— WORK TO COMPLETE —
List every line below containing "this".

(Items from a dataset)
=======
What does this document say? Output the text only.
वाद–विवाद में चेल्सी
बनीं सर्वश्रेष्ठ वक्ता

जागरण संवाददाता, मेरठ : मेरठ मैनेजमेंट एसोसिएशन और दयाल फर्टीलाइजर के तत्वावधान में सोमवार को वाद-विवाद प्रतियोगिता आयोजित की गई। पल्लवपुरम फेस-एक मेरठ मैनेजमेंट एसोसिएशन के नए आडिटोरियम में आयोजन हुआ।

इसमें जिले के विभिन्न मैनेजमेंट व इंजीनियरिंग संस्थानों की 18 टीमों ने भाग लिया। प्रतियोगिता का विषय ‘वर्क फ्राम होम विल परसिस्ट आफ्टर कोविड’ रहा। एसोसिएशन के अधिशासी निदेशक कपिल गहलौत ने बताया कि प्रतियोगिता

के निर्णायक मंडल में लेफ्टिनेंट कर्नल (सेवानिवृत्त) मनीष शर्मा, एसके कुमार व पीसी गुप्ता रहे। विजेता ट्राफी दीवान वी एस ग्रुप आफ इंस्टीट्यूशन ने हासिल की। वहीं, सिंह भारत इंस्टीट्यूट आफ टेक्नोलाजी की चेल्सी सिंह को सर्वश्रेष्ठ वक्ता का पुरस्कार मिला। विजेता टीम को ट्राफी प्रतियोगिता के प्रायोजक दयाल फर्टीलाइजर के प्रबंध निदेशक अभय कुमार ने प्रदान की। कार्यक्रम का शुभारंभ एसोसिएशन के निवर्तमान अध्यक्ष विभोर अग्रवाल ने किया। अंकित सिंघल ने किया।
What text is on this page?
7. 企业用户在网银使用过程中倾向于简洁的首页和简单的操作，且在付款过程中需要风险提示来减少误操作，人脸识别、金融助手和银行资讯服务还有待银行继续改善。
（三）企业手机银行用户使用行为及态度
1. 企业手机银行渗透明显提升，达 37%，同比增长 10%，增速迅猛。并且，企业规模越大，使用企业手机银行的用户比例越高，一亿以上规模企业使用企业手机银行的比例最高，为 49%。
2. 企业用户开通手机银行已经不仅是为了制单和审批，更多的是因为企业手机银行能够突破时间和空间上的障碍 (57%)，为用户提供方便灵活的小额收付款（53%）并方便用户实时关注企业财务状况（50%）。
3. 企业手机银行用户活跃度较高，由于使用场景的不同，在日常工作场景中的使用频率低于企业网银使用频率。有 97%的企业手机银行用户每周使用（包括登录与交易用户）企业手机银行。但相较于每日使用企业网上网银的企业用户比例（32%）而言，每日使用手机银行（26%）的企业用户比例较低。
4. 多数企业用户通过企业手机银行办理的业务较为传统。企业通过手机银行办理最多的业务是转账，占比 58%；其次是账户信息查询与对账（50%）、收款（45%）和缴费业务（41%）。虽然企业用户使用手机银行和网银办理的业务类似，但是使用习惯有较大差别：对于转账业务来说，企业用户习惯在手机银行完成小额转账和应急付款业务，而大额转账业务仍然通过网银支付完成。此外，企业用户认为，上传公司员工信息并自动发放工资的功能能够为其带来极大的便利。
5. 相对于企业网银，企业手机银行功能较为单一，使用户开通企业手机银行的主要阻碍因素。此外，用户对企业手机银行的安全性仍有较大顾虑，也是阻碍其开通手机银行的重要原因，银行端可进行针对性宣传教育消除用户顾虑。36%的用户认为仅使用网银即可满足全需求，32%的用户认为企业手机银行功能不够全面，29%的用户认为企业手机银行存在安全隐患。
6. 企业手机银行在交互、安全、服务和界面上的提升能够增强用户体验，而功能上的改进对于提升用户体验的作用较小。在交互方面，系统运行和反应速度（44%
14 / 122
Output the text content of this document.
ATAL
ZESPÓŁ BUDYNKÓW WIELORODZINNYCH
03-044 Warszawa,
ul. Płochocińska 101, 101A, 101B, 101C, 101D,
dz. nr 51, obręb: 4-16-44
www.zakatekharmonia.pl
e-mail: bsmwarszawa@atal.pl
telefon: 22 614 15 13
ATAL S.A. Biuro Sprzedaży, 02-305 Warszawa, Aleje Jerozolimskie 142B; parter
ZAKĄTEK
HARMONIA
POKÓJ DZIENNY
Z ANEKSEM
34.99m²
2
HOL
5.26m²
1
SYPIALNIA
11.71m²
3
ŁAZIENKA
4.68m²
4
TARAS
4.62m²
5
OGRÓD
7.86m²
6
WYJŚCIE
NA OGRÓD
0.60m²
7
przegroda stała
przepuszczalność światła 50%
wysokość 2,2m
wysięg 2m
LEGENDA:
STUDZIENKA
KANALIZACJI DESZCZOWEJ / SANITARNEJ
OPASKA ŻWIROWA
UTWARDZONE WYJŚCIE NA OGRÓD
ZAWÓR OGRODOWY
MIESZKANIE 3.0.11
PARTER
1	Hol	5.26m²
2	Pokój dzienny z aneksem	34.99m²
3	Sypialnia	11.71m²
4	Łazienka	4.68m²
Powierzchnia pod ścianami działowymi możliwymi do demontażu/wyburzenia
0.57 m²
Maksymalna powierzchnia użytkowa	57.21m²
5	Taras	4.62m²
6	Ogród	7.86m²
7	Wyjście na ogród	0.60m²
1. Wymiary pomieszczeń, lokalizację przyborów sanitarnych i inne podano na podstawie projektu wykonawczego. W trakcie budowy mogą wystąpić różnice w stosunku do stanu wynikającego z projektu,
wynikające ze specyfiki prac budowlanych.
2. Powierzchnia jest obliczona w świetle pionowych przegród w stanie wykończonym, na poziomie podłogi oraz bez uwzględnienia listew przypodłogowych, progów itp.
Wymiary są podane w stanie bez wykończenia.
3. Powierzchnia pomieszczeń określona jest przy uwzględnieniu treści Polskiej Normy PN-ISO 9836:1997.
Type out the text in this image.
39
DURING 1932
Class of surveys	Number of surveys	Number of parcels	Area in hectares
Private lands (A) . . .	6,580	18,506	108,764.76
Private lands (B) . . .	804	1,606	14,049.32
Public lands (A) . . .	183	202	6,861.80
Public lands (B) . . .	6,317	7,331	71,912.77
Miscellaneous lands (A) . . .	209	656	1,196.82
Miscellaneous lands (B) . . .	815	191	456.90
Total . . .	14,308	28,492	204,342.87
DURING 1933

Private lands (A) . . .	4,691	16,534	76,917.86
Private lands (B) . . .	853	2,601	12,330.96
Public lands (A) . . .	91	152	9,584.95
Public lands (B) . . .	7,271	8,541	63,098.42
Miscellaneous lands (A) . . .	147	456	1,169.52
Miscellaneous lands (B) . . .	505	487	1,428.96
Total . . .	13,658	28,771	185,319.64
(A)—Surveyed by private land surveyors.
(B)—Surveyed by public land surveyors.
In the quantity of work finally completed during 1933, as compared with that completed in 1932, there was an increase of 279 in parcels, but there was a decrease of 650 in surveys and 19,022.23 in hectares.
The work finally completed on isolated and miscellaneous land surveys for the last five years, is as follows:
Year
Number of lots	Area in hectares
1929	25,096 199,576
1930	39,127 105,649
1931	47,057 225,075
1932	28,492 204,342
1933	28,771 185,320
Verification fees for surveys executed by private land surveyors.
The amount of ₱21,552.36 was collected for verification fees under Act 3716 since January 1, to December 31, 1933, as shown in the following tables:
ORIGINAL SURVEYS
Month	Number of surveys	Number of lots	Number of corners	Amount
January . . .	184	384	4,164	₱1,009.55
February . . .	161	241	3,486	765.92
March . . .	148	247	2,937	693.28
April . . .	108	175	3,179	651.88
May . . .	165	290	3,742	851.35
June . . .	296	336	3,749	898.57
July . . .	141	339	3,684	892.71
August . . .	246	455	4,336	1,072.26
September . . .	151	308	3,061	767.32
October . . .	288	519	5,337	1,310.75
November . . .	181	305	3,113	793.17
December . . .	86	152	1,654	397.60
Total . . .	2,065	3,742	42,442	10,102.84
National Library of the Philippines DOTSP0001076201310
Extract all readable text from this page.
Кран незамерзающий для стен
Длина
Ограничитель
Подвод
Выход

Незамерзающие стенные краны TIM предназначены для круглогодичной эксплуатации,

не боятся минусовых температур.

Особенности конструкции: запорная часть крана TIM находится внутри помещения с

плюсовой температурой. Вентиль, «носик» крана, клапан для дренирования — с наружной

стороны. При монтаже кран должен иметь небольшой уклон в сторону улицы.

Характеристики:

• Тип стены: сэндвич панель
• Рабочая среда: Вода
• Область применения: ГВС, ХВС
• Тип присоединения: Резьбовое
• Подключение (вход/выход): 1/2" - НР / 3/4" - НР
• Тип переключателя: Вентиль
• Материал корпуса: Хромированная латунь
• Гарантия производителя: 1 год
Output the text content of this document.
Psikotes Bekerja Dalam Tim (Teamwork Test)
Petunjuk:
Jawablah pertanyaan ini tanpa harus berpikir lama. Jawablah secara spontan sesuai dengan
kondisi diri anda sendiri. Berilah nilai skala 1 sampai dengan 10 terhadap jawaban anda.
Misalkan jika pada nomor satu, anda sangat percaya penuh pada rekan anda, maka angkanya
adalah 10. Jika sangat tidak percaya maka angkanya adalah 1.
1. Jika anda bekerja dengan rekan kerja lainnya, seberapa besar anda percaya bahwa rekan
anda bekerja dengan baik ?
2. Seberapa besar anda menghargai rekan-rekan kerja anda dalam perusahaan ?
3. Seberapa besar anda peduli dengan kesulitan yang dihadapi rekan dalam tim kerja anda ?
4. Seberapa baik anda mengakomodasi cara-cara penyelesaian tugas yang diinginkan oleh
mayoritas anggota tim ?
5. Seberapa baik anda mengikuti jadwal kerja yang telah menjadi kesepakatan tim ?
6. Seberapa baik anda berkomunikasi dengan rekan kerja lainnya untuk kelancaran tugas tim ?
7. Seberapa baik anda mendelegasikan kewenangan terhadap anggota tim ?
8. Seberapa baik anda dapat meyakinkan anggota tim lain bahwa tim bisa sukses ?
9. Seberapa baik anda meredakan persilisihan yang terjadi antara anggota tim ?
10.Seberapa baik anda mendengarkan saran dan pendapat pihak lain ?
=======
— SOLUTION TO THE EXERCISE —
What does this document say? Output the text only.
What text is on this page?
Output the text content of this document.
Type out the text in this image.
Extract all readable text from this page.
Output the text content of this document.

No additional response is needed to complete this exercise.